◆ **EXERCISE PROMPT**: Rewrite the data from the start through the line that contains "439, 746, 482]", inclusive, changing "14dpi" to "14 dpi" and leaving everything else unchanged. Give only those lines.

⟨

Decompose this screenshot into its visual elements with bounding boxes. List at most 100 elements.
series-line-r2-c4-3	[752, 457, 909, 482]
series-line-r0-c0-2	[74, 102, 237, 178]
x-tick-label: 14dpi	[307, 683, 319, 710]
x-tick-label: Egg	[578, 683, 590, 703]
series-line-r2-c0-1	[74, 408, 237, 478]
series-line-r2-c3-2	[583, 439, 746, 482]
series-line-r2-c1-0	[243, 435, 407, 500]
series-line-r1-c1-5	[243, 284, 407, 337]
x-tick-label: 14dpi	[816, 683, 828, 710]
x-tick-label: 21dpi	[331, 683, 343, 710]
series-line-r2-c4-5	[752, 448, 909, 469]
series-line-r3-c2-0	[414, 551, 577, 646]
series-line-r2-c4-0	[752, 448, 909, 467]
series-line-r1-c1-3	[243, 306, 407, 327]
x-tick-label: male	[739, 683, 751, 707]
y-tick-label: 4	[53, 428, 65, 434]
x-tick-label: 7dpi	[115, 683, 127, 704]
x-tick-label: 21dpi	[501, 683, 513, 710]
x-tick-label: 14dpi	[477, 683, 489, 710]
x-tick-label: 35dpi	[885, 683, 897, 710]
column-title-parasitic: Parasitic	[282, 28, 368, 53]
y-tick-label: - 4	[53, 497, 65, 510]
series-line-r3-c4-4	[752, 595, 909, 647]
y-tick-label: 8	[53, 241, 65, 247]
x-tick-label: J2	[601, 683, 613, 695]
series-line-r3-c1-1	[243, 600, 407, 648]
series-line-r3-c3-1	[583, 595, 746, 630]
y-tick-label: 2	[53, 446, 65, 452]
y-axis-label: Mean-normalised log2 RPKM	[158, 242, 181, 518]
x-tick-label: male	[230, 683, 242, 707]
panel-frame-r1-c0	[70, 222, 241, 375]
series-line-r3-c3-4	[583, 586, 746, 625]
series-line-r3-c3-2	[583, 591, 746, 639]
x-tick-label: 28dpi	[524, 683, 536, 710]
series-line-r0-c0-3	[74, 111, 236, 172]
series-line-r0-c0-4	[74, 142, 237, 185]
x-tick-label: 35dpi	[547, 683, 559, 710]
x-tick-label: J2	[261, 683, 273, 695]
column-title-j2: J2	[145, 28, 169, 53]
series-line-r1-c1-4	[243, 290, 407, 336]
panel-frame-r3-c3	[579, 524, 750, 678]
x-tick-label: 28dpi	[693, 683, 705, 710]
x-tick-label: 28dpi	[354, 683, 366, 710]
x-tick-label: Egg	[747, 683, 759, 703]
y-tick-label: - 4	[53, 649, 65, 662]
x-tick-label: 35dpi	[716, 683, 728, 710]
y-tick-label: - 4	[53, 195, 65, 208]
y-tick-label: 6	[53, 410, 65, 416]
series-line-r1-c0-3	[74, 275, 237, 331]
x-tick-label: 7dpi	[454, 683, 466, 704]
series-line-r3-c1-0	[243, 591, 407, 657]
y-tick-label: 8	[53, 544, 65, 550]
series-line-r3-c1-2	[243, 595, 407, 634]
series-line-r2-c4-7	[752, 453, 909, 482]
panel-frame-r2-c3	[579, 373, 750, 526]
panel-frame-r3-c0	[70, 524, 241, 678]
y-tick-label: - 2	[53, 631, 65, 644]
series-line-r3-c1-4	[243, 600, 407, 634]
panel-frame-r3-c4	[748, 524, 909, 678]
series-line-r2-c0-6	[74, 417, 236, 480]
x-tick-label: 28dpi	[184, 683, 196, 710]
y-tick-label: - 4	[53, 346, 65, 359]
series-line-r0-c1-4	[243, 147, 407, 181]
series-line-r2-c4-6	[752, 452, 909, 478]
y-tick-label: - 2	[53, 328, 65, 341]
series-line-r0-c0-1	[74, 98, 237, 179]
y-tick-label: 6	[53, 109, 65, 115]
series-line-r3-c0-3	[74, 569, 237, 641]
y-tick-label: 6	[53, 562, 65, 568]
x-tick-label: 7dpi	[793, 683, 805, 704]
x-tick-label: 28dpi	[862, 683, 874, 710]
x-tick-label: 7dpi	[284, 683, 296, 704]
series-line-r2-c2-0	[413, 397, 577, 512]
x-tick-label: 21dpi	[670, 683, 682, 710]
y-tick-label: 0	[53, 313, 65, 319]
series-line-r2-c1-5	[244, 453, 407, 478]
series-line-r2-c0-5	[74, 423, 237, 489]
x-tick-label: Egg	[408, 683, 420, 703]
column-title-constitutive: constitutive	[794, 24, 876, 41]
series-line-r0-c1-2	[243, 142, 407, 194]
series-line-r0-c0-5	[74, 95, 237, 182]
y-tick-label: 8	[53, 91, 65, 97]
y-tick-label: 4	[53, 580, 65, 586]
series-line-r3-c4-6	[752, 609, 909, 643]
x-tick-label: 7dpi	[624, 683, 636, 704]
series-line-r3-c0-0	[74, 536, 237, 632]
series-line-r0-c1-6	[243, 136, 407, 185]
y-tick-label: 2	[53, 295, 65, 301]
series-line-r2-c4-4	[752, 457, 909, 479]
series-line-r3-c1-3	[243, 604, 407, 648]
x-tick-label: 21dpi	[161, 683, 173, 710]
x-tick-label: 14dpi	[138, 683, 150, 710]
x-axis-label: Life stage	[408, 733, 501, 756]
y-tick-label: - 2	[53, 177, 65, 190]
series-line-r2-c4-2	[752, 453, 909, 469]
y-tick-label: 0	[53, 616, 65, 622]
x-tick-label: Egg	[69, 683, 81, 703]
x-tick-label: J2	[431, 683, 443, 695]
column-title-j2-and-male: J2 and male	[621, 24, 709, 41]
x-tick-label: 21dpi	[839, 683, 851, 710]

⟩

◆ **THE COMPLETED TASK**:
Decompose this screenshot into its visual elements with bounding boxes. List at most 100 elements.
series-line-r2-c4-3	[752, 457, 909, 482]
series-line-r0-c0-2	[74, 102, 237, 178]
x-tick-label: 14 dpi	[307, 683, 319, 710]
x-tick-label: Egg	[578, 683, 590, 703]
series-line-r2-c0-1	[74, 408, 237, 478]
series-line-r2-c3-2	[583, 439, 746, 482]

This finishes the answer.